• **À faire**:
1. Extrayez du texte sur la consommation et la distribution tout le passage qui va de « En matière de » jusqu'à « de tyrannie consumériste. ».
2. Prolongez le texte sur la consommation et la distribution à partir de sa dernière phrase.

• **Texte fourni**:
· · · · ·
En matière de valeur ajoutée, c'est celui qui met en vente qui s'arroge la part du lion. A l'occasion de l'assemblée générale de Terre comtoise, Olivier Mevel, transfuge de la grande distribution, a donné quelques clés d'adaptation aux participants, dans un contexte d'inflation et de tyrannie consumériste.
Enseignant-chercheur à l’université de Bretagne occidentale, après être "passé chez les bleus" (traduisez, travaillé pour Leclerc), Olivier Mevel a emmené les participants à l'AG de Terre Comtoise "en voyage". Son intervention, intitulée « Consommation, distribution et création de valeurs par les agriculteurs » pouvait rappeler « un peu les montagnes russes. Sous le signe de la stagflation, les taux d'intérêt commencent à remonter doucement et on commence à avoir un effet d’éviction des demandeurs de prêt, aussi bien pour les entrepreneurs que pour les particuliers. Ça fait longtemps qu’on dé-consomme. La tendance est baissière : 92% du PIB en France c’est du service. Le seul moteur c’est la consommation, et là on encaisse le choc de la hausse des matières premières. » Graphiques à l'appui, Olivier Mevel a illustré la puissance de ce choc : entre octobre 2021 et 2022, la consommation alimentaire a baissé de 7,5%. Tandis que la consommation globale reculait de 6%.
· · · · ·
• **Données fournies**:
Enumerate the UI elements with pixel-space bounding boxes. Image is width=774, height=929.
· · · · ·
• **Réponses de l'exercice**:
1.
En matière de valeur ajoutée, c'est celui qui met en vente qui s'arroge la part du lion. A l'occasion de l'assemblée générale de Terre comtoise, Olivier Mevel, transfuge de la grande distribution, a donné quelques clés d'adaptation aux participants, dans un contexte d'inflation et de tyrannie consumériste.

2.
« Les Français s’adaptent. 2018 et 2019 nous inquiétaient déjà par le craquement en valeur dans la GMS. Et dans cette succession de chocs encore jamais vue. C’est le moment d’avancer ses pions. Est-ce que le modèle des filières n’est pas obsolète ? » Dans un autre graphique, l'enseignant illustre visuellement comment la valeur ajoutée est de plus en plus concentrée sur le dernier maillon de la chaine. « En 20 ans, sur 100 € d’achats alimentaires, la part qui revient aux producteur est passée de 11,5 à 6,3 € » constate-t-il, avant d'encourager les agriculteurs - et leur coopérative à investir dans la distribution de leurs produits.
Le bon moment pour changer de modèle
« Le commerce s’arroge la part du lion : plus de 32,5% de la valeur ajoutée, et c’est vrai aussi bien pour Buffalo-grill qu’E.Leclerc. C’est la mise en vente finale qui permet de gagner le plus ! » Pour l’économiste cet état de fait est le produit d’un rapport de force asymétrique. « 370 000 exploitations, dont 47 000 en bio dépendent de 30 multinationales de l’agroalimentaire et quatre super centrales d’achat dotées de 45 000 points de vente desservent 67,2 millions de clients. En économie on appelle ça un oligopole bilatéral… c’est un système qui permet de gagner à tous les coups, de s’accaparer les marges par tous les procédés. »
Les limites des lois Egalim
Cette structuration particulière du marché explique aussi les limites des lois Egalim. Mais le paysage, dominé par le tyran Leclerc, grand vainqueur de la guerre des prix qu’il a déclenchée, est en train de se restructurer. « Lidl croit à une telle vitesse qu’il inquiète tout le monde et de l’autre côté l’enseigne Grand frais capte les ‘’CSP+’’ auxquels elle vend les produits à forte valeur ajoutée et marqueurs de l’aisance économique : fromages, fruits et légumes, poissonnerie... » Un évènement souterrain, méconnu en milieu rural, vient affaiblir la distribution : l’essor de la restauration hors-foyer et de la livraison à domicile de plats cuisinés, préparés par des start-ups qui s’appuient sur des ‘’dark kitchens’’. « Les jeunes ménages ne font plus à manger, ils se font livrer. Delivero, solution de repas à domicile a atteint en 4 ans le chiffre d’affaires des ''drive'' des GMS ! »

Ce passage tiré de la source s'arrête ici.